_What is expected:_ Filter this material down to the lines that hold "Historical", copying each one.

begin Rows

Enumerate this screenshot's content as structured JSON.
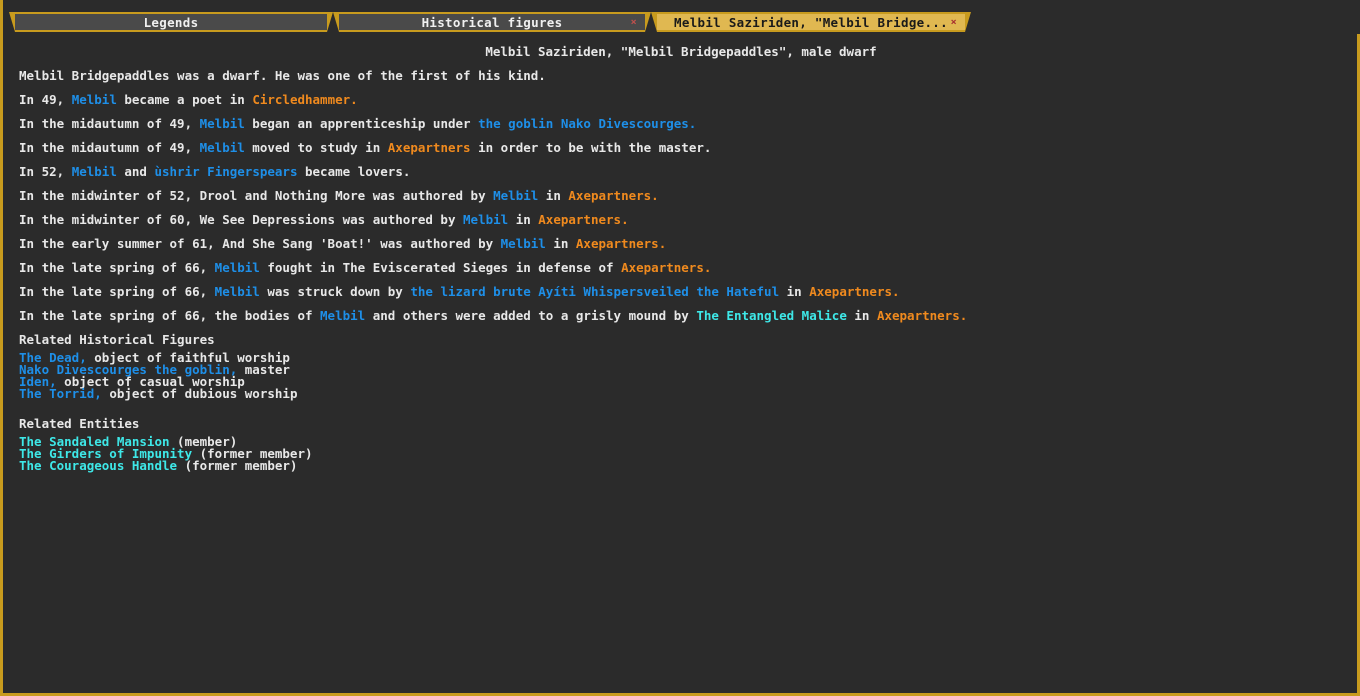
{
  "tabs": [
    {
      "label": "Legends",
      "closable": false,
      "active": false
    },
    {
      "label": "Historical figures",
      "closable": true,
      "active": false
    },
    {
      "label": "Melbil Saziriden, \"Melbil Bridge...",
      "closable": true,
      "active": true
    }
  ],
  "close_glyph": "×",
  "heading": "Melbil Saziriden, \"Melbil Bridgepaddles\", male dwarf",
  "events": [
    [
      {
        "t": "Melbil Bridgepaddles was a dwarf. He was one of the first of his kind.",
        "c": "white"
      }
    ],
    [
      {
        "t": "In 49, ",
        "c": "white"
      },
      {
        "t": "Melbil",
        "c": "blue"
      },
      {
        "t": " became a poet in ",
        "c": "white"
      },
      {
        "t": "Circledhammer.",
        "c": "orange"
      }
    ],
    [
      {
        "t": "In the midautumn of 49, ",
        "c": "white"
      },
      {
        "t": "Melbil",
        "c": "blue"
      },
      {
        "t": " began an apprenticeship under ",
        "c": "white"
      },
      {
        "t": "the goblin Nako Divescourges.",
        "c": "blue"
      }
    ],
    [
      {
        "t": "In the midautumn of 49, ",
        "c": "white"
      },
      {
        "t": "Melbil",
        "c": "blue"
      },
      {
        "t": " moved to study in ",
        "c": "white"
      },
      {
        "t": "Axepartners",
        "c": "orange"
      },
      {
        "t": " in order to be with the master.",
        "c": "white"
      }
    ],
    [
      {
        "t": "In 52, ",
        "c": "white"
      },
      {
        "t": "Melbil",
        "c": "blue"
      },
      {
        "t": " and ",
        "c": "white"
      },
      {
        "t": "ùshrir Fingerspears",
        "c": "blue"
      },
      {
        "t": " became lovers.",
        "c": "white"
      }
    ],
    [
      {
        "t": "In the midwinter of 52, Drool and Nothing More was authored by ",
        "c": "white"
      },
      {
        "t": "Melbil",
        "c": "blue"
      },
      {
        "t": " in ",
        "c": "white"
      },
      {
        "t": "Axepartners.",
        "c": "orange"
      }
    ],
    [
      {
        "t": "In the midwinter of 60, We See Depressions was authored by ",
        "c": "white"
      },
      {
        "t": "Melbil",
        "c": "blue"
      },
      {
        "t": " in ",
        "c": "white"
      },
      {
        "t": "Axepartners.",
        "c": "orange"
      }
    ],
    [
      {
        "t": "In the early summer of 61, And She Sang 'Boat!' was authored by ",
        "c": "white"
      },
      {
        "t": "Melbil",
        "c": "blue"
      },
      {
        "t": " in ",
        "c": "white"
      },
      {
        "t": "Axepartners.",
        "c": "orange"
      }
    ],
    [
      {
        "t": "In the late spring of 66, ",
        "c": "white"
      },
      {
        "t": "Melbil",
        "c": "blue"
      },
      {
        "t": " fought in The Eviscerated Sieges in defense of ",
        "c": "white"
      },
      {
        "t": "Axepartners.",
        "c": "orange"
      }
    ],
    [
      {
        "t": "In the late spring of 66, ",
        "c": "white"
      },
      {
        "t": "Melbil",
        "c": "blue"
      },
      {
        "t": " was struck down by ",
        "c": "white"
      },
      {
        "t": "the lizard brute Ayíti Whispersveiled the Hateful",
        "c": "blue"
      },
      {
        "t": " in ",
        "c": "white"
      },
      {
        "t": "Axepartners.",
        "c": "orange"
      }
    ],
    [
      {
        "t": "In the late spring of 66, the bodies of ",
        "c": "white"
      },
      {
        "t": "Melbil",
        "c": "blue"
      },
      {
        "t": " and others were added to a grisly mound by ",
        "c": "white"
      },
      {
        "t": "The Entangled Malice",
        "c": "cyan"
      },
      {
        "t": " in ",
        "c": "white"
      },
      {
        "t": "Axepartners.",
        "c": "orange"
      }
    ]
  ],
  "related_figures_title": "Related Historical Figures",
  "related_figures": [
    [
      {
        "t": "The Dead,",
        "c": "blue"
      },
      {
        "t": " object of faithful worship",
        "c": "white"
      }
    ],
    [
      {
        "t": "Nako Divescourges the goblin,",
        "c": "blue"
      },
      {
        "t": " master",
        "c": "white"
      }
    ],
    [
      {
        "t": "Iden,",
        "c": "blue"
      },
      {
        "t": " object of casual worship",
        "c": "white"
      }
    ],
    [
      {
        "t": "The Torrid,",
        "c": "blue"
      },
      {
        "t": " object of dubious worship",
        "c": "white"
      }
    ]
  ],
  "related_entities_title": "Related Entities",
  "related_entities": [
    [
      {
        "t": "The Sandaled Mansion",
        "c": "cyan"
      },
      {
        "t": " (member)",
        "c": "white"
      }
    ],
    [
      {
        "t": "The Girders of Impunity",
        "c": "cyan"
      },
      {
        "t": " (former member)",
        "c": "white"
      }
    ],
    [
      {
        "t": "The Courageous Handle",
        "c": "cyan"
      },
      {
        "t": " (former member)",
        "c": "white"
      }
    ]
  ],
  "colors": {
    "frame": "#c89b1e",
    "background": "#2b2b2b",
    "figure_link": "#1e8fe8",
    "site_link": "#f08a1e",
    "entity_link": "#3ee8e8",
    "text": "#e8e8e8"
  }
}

end Rows
begin Rows

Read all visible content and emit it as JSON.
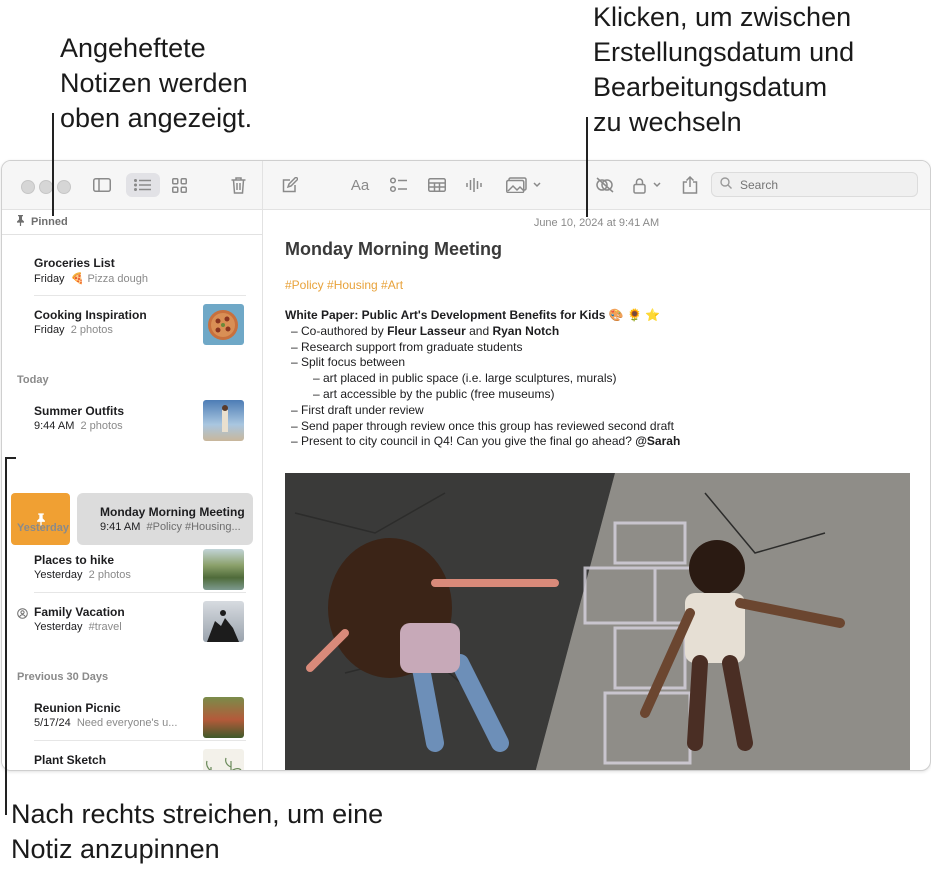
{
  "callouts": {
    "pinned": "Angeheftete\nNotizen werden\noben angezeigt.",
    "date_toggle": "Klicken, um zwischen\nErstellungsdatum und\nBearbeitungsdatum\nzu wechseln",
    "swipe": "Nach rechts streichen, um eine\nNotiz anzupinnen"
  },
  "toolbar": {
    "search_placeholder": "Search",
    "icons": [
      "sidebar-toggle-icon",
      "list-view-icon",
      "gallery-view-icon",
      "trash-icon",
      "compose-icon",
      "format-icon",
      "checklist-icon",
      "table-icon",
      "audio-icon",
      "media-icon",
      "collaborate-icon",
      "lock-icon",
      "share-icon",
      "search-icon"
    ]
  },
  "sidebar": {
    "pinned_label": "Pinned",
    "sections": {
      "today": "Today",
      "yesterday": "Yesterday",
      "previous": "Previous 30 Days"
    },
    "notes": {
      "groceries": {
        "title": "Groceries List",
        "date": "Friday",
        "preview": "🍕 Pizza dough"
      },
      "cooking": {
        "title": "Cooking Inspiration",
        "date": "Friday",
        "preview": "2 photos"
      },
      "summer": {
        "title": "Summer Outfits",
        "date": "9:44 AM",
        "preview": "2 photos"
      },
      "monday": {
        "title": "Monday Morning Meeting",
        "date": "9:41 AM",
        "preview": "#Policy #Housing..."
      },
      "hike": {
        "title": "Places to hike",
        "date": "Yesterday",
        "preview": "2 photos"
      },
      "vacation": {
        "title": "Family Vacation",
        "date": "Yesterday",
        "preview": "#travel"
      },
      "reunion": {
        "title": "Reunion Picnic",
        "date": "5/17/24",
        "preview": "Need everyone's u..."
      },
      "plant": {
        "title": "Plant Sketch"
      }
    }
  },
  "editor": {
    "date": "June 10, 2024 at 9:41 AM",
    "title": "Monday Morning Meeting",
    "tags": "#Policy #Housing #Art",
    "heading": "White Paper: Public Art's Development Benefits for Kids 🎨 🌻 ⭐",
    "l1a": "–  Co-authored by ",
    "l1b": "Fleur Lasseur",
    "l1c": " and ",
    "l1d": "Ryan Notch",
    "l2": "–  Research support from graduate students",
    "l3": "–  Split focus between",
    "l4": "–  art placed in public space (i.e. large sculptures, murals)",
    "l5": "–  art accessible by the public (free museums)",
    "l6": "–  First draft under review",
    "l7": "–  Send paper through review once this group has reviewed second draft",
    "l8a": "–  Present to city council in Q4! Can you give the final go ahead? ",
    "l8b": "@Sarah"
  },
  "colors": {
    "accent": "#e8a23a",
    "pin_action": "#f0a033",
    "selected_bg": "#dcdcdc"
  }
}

end Rows

_Written reply:_
      "label": "Historical figures",
  "related_figures_title": "Related Historical Figures",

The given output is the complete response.